STATED GOAL: Write every record out again exactly as given.

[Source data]
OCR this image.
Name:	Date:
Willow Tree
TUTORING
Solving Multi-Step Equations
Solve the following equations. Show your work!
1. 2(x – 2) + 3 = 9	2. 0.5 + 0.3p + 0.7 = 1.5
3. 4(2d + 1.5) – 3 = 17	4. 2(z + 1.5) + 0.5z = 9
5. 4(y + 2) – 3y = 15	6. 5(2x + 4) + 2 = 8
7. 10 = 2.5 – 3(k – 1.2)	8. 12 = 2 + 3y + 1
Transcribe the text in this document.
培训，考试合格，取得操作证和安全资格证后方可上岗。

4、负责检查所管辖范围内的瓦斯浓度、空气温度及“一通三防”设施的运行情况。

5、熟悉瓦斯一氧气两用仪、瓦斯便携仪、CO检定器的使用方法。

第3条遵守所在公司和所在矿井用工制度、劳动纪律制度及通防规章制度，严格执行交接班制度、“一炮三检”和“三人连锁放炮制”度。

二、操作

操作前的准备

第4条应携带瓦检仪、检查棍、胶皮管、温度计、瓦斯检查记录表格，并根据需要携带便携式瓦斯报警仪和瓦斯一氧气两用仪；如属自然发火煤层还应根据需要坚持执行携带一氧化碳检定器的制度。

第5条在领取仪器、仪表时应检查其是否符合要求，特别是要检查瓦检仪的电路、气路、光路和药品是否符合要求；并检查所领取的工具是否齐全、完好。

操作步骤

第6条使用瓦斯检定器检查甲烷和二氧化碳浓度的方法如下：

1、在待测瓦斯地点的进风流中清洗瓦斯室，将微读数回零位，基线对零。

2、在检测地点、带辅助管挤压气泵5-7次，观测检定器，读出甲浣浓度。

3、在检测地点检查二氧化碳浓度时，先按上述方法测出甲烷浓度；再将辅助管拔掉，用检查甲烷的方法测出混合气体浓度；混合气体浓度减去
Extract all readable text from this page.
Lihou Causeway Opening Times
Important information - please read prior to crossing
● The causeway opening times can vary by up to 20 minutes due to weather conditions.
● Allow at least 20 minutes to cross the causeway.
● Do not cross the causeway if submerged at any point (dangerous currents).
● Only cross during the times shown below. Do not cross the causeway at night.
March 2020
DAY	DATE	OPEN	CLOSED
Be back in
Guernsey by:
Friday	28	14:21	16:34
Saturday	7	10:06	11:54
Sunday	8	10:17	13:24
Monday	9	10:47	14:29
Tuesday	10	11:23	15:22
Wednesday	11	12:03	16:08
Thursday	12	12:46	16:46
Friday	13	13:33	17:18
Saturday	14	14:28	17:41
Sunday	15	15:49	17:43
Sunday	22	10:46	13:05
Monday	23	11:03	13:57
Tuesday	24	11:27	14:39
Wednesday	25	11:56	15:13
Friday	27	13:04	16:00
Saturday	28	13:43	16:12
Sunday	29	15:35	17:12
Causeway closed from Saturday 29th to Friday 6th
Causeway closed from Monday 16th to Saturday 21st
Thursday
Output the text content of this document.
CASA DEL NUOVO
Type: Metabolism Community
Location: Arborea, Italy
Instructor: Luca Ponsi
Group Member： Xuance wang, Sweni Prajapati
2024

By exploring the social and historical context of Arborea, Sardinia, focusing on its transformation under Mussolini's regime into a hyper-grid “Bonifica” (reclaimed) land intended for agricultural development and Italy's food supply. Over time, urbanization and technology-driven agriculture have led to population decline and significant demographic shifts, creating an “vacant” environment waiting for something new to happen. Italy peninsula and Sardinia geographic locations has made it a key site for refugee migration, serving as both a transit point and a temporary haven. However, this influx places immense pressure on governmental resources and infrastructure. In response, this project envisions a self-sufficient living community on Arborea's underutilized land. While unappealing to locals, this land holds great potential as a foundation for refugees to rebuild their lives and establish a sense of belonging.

RESPONSE TO THIS TASK:
OCR this image.
Name:	Date:
Willow Tree
TUTORING
Solving Multi-Step Equations
Solve the following equations. Show your work!
1. 2(x – 2) + 3 = 9	2. 0.5 + 0.3p + 0.7 = 1.5
3. 4(2d + 1.5) – 3 = 17	4. 2(z + 1.5) + 0.5z = 9
5. 4(y + 2) – 3y = 15	6. 5(2x + 4) + 2 = 8
7. 10 = 2.5 – 3(k – 1.2)	8. 12 = 2 + 3y + 1
Transcribe the text in this document.
培训，考试合格，取得操作证和安全资格证后方可上岗。

4、负责检查所管辖范围内的瓦斯浓度、空气温度及“一通三防”设施的运行情况。

5、熟悉瓦斯一氧气两用仪、瓦斯便携仪、CO检定器的使用方法。

第3条遵守所在公司和所在矿井用工制度、劳动纪律制度及通防规章制度，严格执行交接班制度、“一炮三检”和“三人连锁放炮制”度。

二、操作

操作前的准备

第4条应携带瓦检仪、检查棍、胶皮管、温度计、瓦斯检查记录表格，并根据需要携带便携式瓦斯报警仪和瓦斯一氧气两用仪；如属自然发火煤层还应根据需要坚持执行携带一氧化碳检定器的制度。

第5条在领取仪器、仪表时应检查其是否符合要求，特别是要检查瓦检仪的电路、气路、光路和药品是否符合要求；并检查所领取的工具是否齐全、完好。

操作步骤

第6条使用瓦斯检定器检查甲烷和二氧化碳浓度的方法如下：

1、在待测瓦斯地点的进风流中清洗瓦斯室，将微读数回零位，基线对零。

2、在检测地点、带辅助管挤压气泵5-7次，观测检定器，读出甲浣浓度。

3、在检测地点检查二氧化碳浓度时，先按上述方法测出甲烷浓度；再将辅助管拔掉，用检查甲烷的方法测出混合气体浓度；混合气体浓度减去
Extract all readable text from this page.
Lihou Causeway Opening Times
Important information - please read prior to crossing
● The causeway opening times can vary by up to 20 minutes due to weather conditions.
● Allow at least 20 minutes to cross the causeway.
● Do not cross the causeway if submerged at any point (dangerous currents).
● Only cross during the times shown below. Do not cross the causeway at night.
March 2020
DAY	DATE	OPEN	CLOSED
Be back in
Guernsey by:
Friday	28	14:21	16:34
Saturday	7	10:06	11:54
Sunday	8	10:17	13:24
Monday	9	10:47	14:29
Tuesday	10	11:23	15:22
Wednesday	11	12:03	16:08
Thursday	12	12:46	16:46
Friday	13	13:33	17:18
Saturday	14	14:28	17:41
Sunday	15	15:49	17:43
Sunday	22	10:46	13:05
Monday	23	11:03	13:57
Tuesday	24	11:27	14:39
Wednesday	25	11:56	15:13
Friday	27	13:04	16:00
Saturday	28	13:43	16:12
Sunday	29	15:35	17:12
Causeway closed from Saturday 29th to Friday 6th
Causeway closed from Monday 16th to Saturday 21st
Thursday
Output the text content of this document.
CASA DEL NUOVO
Type: Metabolism Community
Location: Arborea, Italy
Instructor: Luca Ponsi
Group Member： Xuance wang, Sweni Prajapati
2024

By exploring the social and historical context of Arborea, Sardinia, focusing on its transformation under Mussolini's regime into a hyper-grid “Bonifica” (reclaimed) land intended for agricultural development and Italy's food supply. Over time, urbanization and technology-driven agriculture have led to population decline and significant demographic shifts, creating an “vacant” environment waiting for something new to happen. Italy peninsula and Sardinia geographic locations has made it a key site for refugee migration, serving as both a transit point and a temporary haven. However, this influx places immense pressure on governmental resources and infrastructure. In response, this project envisions a self-sufficient living community on Arborea's underutilized land. While unappealing to locals, this land holds great potential as a foundation for refugees to rebuild their lives and establish a sense of belonging.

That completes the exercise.